====== Provided records

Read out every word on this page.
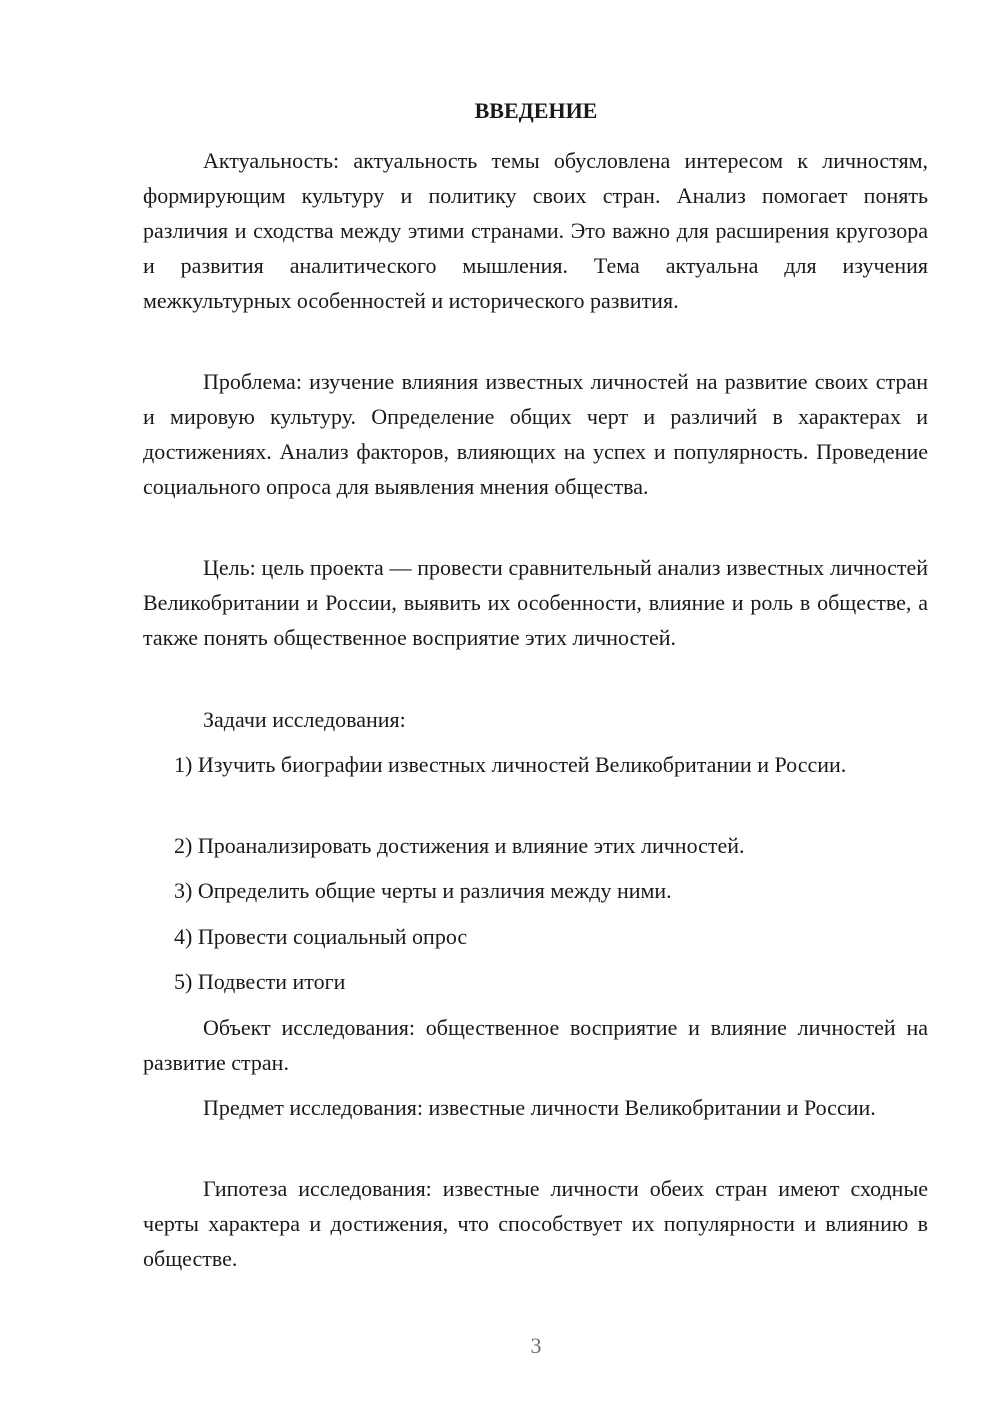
ВВЕДЕНИЕ

Актуальность: актуальность темы обусловлена интересом к личностям, формирующим культуру и политику своих стран. Анализ помогает понять различия и сходства между этими странами. Это важно для расширения кругозора и развития аналитического мышления. Тема актуальна для изучения межкультурных особенностей и исторического развития.

Проблема: изучение влияния известных личностей на развитие своих стран и мировую культуру. Определение общих черт и различий в характерах и достижениях. Анализ факторов, влияющих на успех и популярность. Проведение социального опроса для выявления мнения общества.

Цель: цель проекта — провести сравнительный анализ известных личностей Великобритании и России, выявить их особенности, влияние и роль в обществе, а также понять общественное восприятие этих личностей.

Задачи исследования:

1) Изучить биографии известных личностей Великобритании и России.

2) Проанализировать достижения и влияние этих личностей.

3) Определить общие черты и различия между ними.

4) Провести социальный опрос

5) Подвести итоги

Объект исследования: общественное восприятие и влияние личностей на развитие стран.

Предмет исследования: известные личности Великобритании и России.

Гипотеза исследования: известные личности обеих стран имеют сходные черты характера и достижения, что способствует их популярности и влиянию в обществе.

3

============

● **Task directions**: Find how many lines of the listing include the string "России" and give that number, nothing else.

● **The result**: 3